** START Provided data **

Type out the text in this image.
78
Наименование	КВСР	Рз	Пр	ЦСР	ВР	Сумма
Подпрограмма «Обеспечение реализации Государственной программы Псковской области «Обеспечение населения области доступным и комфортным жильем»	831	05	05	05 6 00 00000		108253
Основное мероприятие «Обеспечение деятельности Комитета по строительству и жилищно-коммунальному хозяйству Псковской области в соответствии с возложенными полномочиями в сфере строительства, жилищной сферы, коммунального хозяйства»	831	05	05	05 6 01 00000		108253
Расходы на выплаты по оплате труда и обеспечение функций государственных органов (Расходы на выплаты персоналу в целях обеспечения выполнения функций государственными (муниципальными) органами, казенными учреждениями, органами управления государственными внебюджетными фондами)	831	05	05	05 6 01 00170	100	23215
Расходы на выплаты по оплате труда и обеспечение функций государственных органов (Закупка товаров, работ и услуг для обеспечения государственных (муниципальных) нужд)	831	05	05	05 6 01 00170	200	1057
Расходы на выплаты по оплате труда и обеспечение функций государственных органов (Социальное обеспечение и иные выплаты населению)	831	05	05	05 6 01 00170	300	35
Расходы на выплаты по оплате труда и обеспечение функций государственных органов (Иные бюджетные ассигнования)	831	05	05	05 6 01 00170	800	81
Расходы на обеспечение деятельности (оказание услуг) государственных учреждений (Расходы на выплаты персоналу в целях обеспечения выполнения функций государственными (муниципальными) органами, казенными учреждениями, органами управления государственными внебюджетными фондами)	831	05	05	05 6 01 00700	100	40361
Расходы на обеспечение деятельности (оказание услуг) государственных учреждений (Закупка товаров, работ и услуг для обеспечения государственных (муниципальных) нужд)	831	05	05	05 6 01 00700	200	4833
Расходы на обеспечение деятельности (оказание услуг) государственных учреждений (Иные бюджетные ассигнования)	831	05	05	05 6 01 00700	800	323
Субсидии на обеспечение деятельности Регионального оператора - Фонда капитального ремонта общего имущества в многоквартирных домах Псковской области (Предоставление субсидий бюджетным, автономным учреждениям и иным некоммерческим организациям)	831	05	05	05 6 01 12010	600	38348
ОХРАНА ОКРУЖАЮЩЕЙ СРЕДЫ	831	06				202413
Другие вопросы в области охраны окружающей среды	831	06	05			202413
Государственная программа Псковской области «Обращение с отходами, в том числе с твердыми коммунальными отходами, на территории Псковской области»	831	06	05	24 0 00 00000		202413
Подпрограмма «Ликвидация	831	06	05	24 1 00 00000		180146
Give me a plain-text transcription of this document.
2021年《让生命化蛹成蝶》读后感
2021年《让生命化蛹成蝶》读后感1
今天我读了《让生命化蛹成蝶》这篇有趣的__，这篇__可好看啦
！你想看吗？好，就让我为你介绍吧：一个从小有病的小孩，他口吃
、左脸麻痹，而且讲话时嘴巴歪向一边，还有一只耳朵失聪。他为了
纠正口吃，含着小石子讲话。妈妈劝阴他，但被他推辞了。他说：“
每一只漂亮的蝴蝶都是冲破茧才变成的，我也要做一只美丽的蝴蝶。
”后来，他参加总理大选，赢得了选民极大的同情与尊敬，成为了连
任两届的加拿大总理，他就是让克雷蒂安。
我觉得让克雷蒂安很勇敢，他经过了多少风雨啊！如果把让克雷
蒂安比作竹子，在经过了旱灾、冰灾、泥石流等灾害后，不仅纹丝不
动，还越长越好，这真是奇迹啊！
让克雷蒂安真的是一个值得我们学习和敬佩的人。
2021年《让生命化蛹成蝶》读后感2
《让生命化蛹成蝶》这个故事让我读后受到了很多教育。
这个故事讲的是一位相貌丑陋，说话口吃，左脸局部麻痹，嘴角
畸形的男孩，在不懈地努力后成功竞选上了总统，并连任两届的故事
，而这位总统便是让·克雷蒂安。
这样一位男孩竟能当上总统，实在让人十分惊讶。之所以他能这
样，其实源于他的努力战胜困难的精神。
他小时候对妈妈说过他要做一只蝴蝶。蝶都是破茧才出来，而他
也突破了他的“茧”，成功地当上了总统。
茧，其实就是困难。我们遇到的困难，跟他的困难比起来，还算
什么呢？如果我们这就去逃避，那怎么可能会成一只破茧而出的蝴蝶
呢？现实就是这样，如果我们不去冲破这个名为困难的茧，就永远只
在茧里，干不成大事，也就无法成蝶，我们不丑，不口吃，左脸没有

** END Provided data **

> Task requirements
Quote all the records exactly, please, leaving none out.

> Solution to the problem
Type out the text in this image.
78
Наименование	КВСР	Рз	Пр	ЦСР	ВР	Сумма
Подпрограмма «Обеспечение реализации Государственной программы Псковской области «Обеспечение населения области доступным и комфортным жильем»	831	05	05	05 6 00 00000		108253
Основное мероприятие «Обеспечение деятельности Комитета по строительству и жилищно-коммунальному хозяйству Псковской области в соответствии с возложенными полномочиями в сфере строительства, жилищной сферы, коммунального хозяйства»	831	05	05	05 6 01 00000		108253
Расходы на выплаты по оплате труда и обеспечение функций государственных органов (Расходы на выплаты персоналу в целях обеспечения выполнения функций государственными (муниципальными) органами, казенными учреждениями, органами управления государственными внебюджетными фондами)	831	05	05	05 6 01 00170	100	23215
Расходы на выплаты по оплате труда и обеспечение функций государственных органов (Закупка товаров, работ и услуг для обеспечения государственных (муниципальных) нужд)	831	05	05	05 6 01 00170	200	1057
Расходы на выплаты по оплате труда и обеспечение функций государственных органов (Социальное обеспечение и иные выплаты населению)	831	05	05	05 6 01 00170	300	35
Расходы на выплаты по оплате труда и обеспечение функций государственных органов (Иные бюджетные ассигнования)	831	05	05	05 6 01 00170	800	81
Расходы на обеспечение деятельности (оказание услуг) государственных учреждений (Расходы на выплаты персоналу в целях обеспечения выполнения функций государственными (муниципальными) органами, казенными учреждениями, органами управления государственными внебюджетными фондами)	831	05	05	05 6 01 00700	100	40361
Расходы на обеспечение деятельности (оказание услуг) государственных учреждений (Закупка товаров, работ и услуг для обеспечения государственных (муниципальных) нужд)	831	05	05	05 6 01 00700	200	4833
Расходы на обеспечение деятельности (оказание услуг) государственных учреждений (Иные бюджетные ассигнования)	831	05	05	05 6 01 00700	800	323
Субсидии на обеспечение деятельности Регионального оператора - Фонда капитального ремонта общего имущества в многоквартирных домах Псковской области (Предоставление субсидий бюджетным, автономным учреждениям и иным некоммерческим организациям)	831	05	05	05 6 01 12010	600	38348
ОХРАНА ОКРУЖАЮЩЕЙ СРЕДЫ	831	06				202413
Другие вопросы в области охраны окружающей среды	831	06	05			202413
Государственная программа Псковской области «Обращение с отходами, в том числе с твердыми коммунальными отходами, на территории Псковской области»	831	06	05	24 0 00 00000		202413
Подпрограмма «Ликвидация	831	06	05	24 1 00 00000		180146
Give me a plain-text transcription of this document.
2021年《让生命化蛹成蝶》读后感
2021年《让生命化蛹成蝶》读后感1
今天我读了《让生命化蛹成蝶》这篇有趣的__，这篇__可好看啦
！你想看吗？好，就让我为你介绍吧：一个从小有病的小孩，他口吃
、左脸麻痹，而且讲话时嘴巴歪向一边，还有一只耳朵失聪。他为了
纠正口吃，含着小石子讲话。妈妈劝阴他，但被他推辞了。他说：“
每一只漂亮的蝴蝶都是冲破茧才变成的，我也要做一只美丽的蝴蝶。
”后来，他参加总理大选，赢得了选民极大的同情与尊敬，成为了连
任两届的加拿大总理，他就是让克雷蒂安。
我觉得让克雷蒂安很勇敢，他经过了多少风雨啊！如果把让克雷
蒂安比作竹子，在经过了旱灾、冰灾、泥石流等灾害后，不仅纹丝不
动，还越长越好，这真是奇迹啊！
让克雷蒂安真的是一个值得我们学习和敬佩的人。
2021年《让生命化蛹成蝶》读后感2
《让生命化蛹成蝶》这个故事让我读后受到了很多教育。
这个故事讲的是一位相貌丑陋，说话口吃，左脸局部麻痹，嘴角
畸形的男孩，在不懈地努力后成功竞选上了总统，并连任两届的故事
，而这位总统便是让·克雷蒂安。
这样一位男孩竟能当上总统，实在让人十分惊讶。之所以他能这
样，其实源于他的努力战胜困难的精神。
他小时候对妈妈说过他要做一只蝴蝶。蝶都是破茧才出来，而他
也突破了他的“茧”，成功地当上了总统。
茧，其实就是困难。我们遇到的困难，跟他的困难比起来，还算
什么呢？如果我们这就去逃避，那怎么可能会成一只破茧而出的蝴蝶
呢？现实就是这样，如果我们不去冲破这个名为困难的茧，就永远只
在茧里，干不成大事，也就无法成蝶，我们不丑，不口吃，左脸没有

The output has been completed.